WORKING DATA =>
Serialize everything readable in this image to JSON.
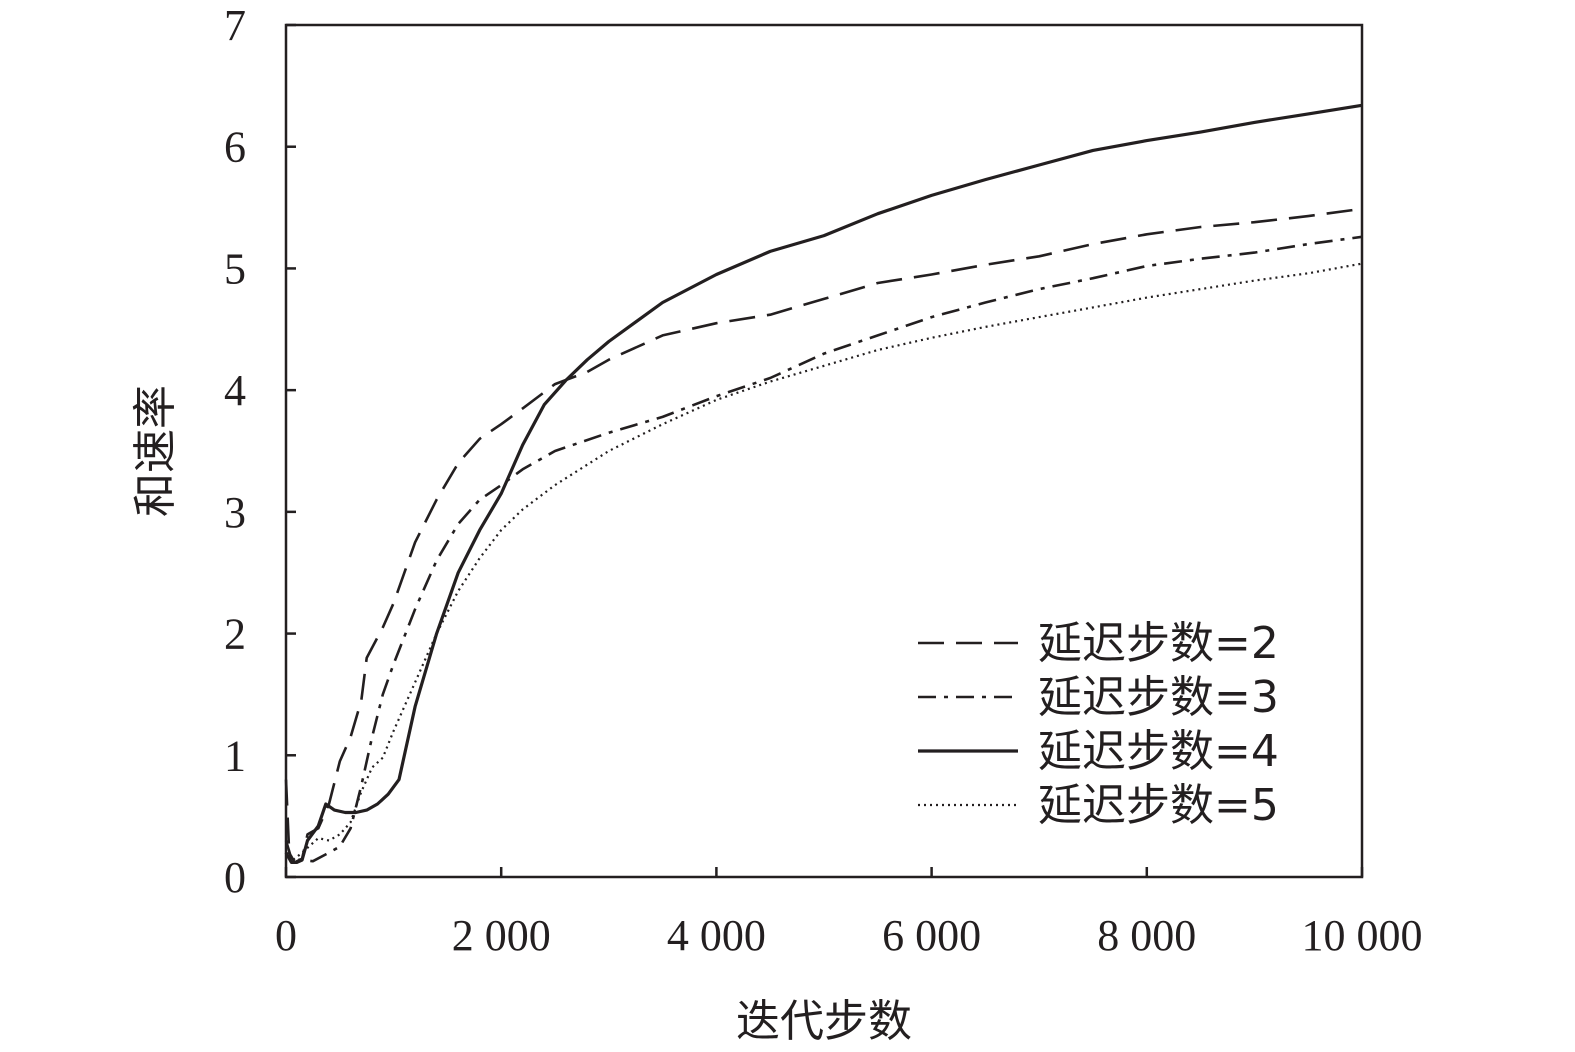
{
  "chart_data": {
    "type": "line",
    "xlabel": "迭代步数",
    "ylabel": "和速率",
    "xlim": [
      0,
      10000
    ],
    "ylim": [
      0,
      7
    ],
    "x_ticks": [
      0,
      2000,
      4000,
      6000,
      8000,
      10000
    ],
    "x_tick_labels": [
      "0",
      "2 000",
      "4 000",
      "6 000",
      "8 000",
      "10 000"
    ],
    "y_ticks": [
      0,
      1,
      2,
      3,
      4,
      5,
      6,
      7
    ],
    "y_tick_labels": [
      "0",
      "1",
      "2",
      "3",
      "4",
      "5",
      "6",
      "7"
    ],
    "grid": false,
    "legend_position": "bottom-right",
    "series": [
      {
        "name": "延迟步数=2",
        "dash": "dashed",
        "points": [
          [
            0,
            0.8
          ],
          [
            30,
            0.2
          ],
          [
            80,
            0.12
          ],
          [
            150,
            0.15
          ],
          [
            200,
            0.35
          ],
          [
            300,
            0.4
          ],
          [
            400,
            0.6
          ],
          [
            500,
            0.95
          ],
          [
            600,
            1.15
          ],
          [
            700,
            1.45
          ],
          [
            750,
            1.8
          ],
          [
            900,
            2.05
          ],
          [
            1000,
            2.25
          ],
          [
            1200,
            2.75
          ],
          [
            1400,
            3.1
          ],
          [
            1600,
            3.4
          ],
          [
            1800,
            3.6
          ],
          [
            2000,
            3.72
          ],
          [
            2200,
            3.85
          ],
          [
            2500,
            4.05
          ],
          [
            2800,
            4.15
          ],
          [
            3000,
            4.25
          ],
          [
            3500,
            4.45
          ],
          [
            4000,
            4.55
          ],
          [
            4500,
            4.62
          ],
          [
            5000,
            4.75
          ],
          [
            5500,
            4.88
          ],
          [
            6000,
            4.95
          ],
          [
            6500,
            5.03
          ],
          [
            7000,
            5.1
          ],
          [
            7500,
            5.2
          ],
          [
            8000,
            5.28
          ],
          [
            8500,
            5.34
          ],
          [
            9000,
            5.38
          ],
          [
            9500,
            5.43
          ],
          [
            10000,
            5.49
          ]
        ]
      },
      {
        "name": "延迟步数=3",
        "dash": "dashdot",
        "points": [
          [
            0,
            0.3
          ],
          [
            50,
            0.15
          ],
          [
            150,
            0.14
          ],
          [
            250,
            0.13
          ],
          [
            400,
            0.2
          ],
          [
            500,
            0.25
          ],
          [
            600,
            0.4
          ],
          [
            700,
            0.75
          ],
          [
            800,
            1.15
          ],
          [
            900,
            1.5
          ],
          [
            1000,
            1.75
          ],
          [
            1200,
            2.2
          ],
          [
            1400,
            2.6
          ],
          [
            1600,
            2.9
          ],
          [
            1800,
            3.1
          ],
          [
            2000,
            3.22
          ],
          [
            2200,
            3.35
          ],
          [
            2500,
            3.5
          ],
          [
            3000,
            3.65
          ],
          [
            3500,
            3.78
          ],
          [
            4000,
            3.95
          ],
          [
            4500,
            4.1
          ],
          [
            5000,
            4.3
          ],
          [
            5500,
            4.45
          ],
          [
            6000,
            4.6
          ],
          [
            6500,
            4.72
          ],
          [
            7000,
            4.83
          ],
          [
            7500,
            4.92
          ],
          [
            8000,
            5.02
          ],
          [
            8500,
            5.08
          ],
          [
            9000,
            5.13
          ],
          [
            9500,
            5.2
          ],
          [
            10000,
            5.26
          ]
        ]
      },
      {
        "name": "延迟步数=4",
        "dash": "solid",
        "points": [
          [
            0,
            0.2
          ],
          [
            50,
            0.12
          ],
          [
            100,
            0.12
          ],
          [
            150,
            0.14
          ],
          [
            200,
            0.3
          ],
          [
            300,
            0.42
          ],
          [
            370,
            0.6
          ],
          [
            450,
            0.55
          ],
          [
            550,
            0.53
          ],
          [
            650,
            0.53
          ],
          [
            750,
            0.55
          ],
          [
            850,
            0.6
          ],
          [
            950,
            0.68
          ],
          [
            1050,
            0.8
          ],
          [
            1200,
            1.4
          ],
          [
            1400,
            2.0
          ],
          [
            1600,
            2.5
          ],
          [
            1800,
            2.85
          ],
          [
            2000,
            3.15
          ],
          [
            2200,
            3.55
          ],
          [
            2400,
            3.88
          ],
          [
            2600,
            4.08
          ],
          [
            2800,
            4.25
          ],
          [
            3000,
            4.4
          ],
          [
            3500,
            4.72
          ],
          [
            4000,
            4.95
          ],
          [
            4500,
            5.14
          ],
          [
            5000,
            5.27
          ],
          [
            5500,
            5.45
          ],
          [
            6000,
            5.6
          ],
          [
            6500,
            5.73
          ],
          [
            7000,
            5.85
          ],
          [
            7500,
            5.97
          ],
          [
            8000,
            6.05
          ],
          [
            8500,
            6.12
          ],
          [
            9000,
            6.2
          ],
          [
            9500,
            6.27
          ],
          [
            10000,
            6.34
          ]
        ]
      },
      {
        "name": "延迟步数=5",
        "dash": "dotted",
        "points": [
          [
            0,
            0.25
          ],
          [
            50,
            0.13
          ],
          [
            150,
            0.2
          ],
          [
            300,
            0.32
          ],
          [
            400,
            0.3
          ],
          [
            500,
            0.35
          ],
          [
            600,
            0.45
          ],
          [
            700,
            0.7
          ],
          [
            800,
            0.9
          ],
          [
            900,
            0.98
          ],
          [
            1000,
            1.2
          ],
          [
            1200,
            1.6
          ],
          [
            1400,
            2.0
          ],
          [
            1600,
            2.35
          ],
          [
            1800,
            2.62
          ],
          [
            2000,
            2.85
          ],
          [
            2200,
            3.02
          ],
          [
            2500,
            3.22
          ],
          [
            3000,
            3.5
          ],
          [
            3500,
            3.72
          ],
          [
            4000,
            3.92
          ],
          [
            4500,
            4.07
          ],
          [
            5000,
            4.2
          ],
          [
            5500,
            4.33
          ],
          [
            6000,
            4.43
          ],
          [
            6500,
            4.52
          ],
          [
            7000,
            4.6
          ],
          [
            7500,
            4.68
          ],
          [
            8000,
            4.76
          ],
          [
            8500,
            4.83
          ],
          [
            9000,
            4.9
          ],
          [
            9500,
            4.96
          ],
          [
            10000,
            5.04
          ]
        ]
      }
    ]
  }
}
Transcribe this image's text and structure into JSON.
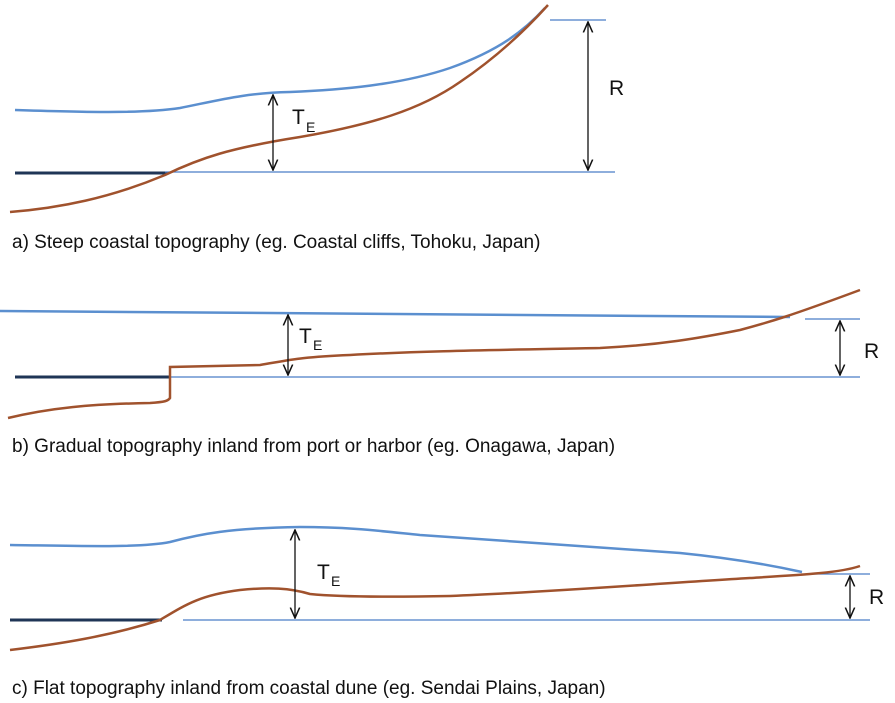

AIM => Count the lines of the listing above that include the word "延迟步数" and state the total with nothing else.

WRITTEN ANSWER => 4